THE EXERCISE — Using the records below, copy out exactly the line that contains "What does this" and every line that follows it, up to and including the last, and no others.

Data entries
======
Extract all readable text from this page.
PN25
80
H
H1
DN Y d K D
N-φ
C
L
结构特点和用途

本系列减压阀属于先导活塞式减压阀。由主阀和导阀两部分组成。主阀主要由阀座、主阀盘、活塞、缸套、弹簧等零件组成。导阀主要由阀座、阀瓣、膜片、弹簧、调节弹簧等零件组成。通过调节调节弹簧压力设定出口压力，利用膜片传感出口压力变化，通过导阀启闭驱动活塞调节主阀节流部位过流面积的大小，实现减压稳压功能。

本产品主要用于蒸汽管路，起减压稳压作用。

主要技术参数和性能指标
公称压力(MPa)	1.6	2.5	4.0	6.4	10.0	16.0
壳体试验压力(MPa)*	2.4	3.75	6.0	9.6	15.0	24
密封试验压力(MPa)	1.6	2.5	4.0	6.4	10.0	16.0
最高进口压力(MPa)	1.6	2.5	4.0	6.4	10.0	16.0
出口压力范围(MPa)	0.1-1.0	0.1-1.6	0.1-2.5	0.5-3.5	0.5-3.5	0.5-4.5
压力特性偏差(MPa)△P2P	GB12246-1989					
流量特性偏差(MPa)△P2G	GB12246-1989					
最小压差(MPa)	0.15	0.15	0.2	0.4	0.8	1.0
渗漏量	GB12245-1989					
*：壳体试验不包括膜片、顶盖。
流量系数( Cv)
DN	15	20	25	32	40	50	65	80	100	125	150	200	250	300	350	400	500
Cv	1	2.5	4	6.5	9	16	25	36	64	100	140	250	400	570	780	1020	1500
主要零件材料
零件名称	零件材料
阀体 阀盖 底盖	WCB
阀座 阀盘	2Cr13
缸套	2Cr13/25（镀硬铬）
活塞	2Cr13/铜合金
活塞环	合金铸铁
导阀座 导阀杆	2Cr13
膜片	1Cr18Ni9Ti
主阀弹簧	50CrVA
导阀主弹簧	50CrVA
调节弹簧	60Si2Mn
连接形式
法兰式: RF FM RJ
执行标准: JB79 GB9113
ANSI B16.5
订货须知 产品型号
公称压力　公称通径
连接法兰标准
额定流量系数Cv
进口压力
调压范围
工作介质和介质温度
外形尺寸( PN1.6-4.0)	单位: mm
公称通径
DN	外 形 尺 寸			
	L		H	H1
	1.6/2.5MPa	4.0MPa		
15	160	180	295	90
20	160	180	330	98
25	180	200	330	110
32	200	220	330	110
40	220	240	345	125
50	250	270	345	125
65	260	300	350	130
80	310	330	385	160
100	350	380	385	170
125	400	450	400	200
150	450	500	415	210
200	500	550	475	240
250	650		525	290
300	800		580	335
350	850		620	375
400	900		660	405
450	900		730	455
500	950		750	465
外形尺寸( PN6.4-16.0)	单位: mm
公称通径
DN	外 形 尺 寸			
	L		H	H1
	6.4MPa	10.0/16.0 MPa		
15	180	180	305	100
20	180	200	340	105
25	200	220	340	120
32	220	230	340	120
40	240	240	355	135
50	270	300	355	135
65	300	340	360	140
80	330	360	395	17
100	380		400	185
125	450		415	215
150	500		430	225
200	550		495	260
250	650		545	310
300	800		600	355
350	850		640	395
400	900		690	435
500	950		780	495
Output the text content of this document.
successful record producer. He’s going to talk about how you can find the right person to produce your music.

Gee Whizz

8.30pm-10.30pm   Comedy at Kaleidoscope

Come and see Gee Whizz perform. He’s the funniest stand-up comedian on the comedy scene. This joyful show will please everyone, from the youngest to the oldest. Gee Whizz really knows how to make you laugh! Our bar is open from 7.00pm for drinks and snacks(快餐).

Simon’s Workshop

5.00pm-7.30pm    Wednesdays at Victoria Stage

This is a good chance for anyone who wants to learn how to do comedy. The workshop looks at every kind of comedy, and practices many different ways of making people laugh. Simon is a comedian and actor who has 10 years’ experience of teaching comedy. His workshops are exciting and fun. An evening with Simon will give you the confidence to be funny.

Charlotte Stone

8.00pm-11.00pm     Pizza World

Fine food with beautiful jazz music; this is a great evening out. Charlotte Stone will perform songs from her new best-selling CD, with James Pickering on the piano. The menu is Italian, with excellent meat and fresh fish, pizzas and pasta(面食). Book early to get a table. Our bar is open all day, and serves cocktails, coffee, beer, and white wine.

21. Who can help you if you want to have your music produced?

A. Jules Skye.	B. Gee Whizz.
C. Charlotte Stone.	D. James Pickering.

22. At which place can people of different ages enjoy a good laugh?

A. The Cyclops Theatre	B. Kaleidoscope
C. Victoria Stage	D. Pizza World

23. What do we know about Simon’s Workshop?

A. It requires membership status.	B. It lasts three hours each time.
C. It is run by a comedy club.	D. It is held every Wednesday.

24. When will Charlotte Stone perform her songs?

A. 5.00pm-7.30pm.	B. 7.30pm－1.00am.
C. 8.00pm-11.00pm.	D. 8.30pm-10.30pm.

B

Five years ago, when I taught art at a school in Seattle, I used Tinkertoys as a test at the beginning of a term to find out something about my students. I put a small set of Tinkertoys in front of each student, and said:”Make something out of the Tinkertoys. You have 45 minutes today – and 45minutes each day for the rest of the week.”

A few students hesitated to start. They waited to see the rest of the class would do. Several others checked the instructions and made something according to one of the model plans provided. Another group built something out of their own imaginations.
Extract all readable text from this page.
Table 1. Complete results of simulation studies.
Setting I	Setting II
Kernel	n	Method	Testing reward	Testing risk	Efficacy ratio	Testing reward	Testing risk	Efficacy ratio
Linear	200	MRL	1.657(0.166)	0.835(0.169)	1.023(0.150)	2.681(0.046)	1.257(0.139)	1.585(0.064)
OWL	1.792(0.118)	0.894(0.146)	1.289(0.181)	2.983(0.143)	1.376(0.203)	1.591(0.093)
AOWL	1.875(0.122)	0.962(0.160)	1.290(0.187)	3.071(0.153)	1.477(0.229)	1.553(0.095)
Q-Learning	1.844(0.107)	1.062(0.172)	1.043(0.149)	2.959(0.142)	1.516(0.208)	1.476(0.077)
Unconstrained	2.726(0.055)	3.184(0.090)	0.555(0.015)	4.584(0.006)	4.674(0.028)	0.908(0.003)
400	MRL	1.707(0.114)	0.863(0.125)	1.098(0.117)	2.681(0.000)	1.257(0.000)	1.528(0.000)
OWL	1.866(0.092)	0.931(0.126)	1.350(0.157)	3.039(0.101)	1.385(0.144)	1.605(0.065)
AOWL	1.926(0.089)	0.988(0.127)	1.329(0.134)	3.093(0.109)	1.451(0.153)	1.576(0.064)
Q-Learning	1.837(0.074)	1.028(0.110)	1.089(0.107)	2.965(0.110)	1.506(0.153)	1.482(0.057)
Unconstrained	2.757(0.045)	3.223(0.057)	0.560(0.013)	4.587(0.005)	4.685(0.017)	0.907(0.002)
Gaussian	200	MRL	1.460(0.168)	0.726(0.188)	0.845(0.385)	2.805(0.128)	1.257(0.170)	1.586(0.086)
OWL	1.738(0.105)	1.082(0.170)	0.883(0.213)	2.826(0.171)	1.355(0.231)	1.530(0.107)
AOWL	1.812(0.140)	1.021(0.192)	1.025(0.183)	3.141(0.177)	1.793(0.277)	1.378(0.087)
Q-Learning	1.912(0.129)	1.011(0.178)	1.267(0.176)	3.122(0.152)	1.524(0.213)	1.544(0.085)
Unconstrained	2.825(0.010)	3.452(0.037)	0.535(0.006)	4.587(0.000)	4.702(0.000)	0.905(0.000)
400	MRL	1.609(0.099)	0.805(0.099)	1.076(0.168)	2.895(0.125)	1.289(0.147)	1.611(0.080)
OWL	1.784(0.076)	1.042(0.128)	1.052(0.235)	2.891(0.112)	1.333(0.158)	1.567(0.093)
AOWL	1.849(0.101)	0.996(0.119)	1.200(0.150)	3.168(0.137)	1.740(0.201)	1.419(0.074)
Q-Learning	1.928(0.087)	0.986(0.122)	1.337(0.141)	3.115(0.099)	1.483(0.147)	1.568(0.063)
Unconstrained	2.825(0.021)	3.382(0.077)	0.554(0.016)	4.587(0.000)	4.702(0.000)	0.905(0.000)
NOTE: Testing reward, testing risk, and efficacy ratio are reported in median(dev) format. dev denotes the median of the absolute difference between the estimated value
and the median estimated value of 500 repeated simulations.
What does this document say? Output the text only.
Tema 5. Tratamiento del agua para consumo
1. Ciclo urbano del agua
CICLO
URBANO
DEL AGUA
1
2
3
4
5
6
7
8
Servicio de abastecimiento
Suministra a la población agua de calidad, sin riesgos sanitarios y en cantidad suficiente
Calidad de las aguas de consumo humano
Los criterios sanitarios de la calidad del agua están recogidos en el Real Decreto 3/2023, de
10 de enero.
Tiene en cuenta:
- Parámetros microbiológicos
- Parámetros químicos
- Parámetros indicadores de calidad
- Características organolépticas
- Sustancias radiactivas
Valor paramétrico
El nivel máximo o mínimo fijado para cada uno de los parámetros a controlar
======
FINAL RESULT —
What does this document say? Output the text only.
Tema 5. Tratamiento del agua para consumo
1. Ciclo urbano del agua
CICLO
URBANO
DEL AGUA
1
2
3
4
5
6
7
8
Servicio de abastecimiento
Suministra a la población agua de calidad, sin riesgos sanitarios y en cantidad suficiente
Calidad de las aguas de consumo humano
Los criterios sanitarios de la calidad del agua están recogidos en el Real Decreto 3/2023, de
10 de enero.
Tiene en cuenta:
- Parámetros microbiológicos
- Parámetros químicos
- Parámetros indicadores de calidad
- Características organolépticas
- Sustancias radiactivas
Valor paramétrico
El nivel máximo o mínimo fijado para cada uno de los parámetros a controlar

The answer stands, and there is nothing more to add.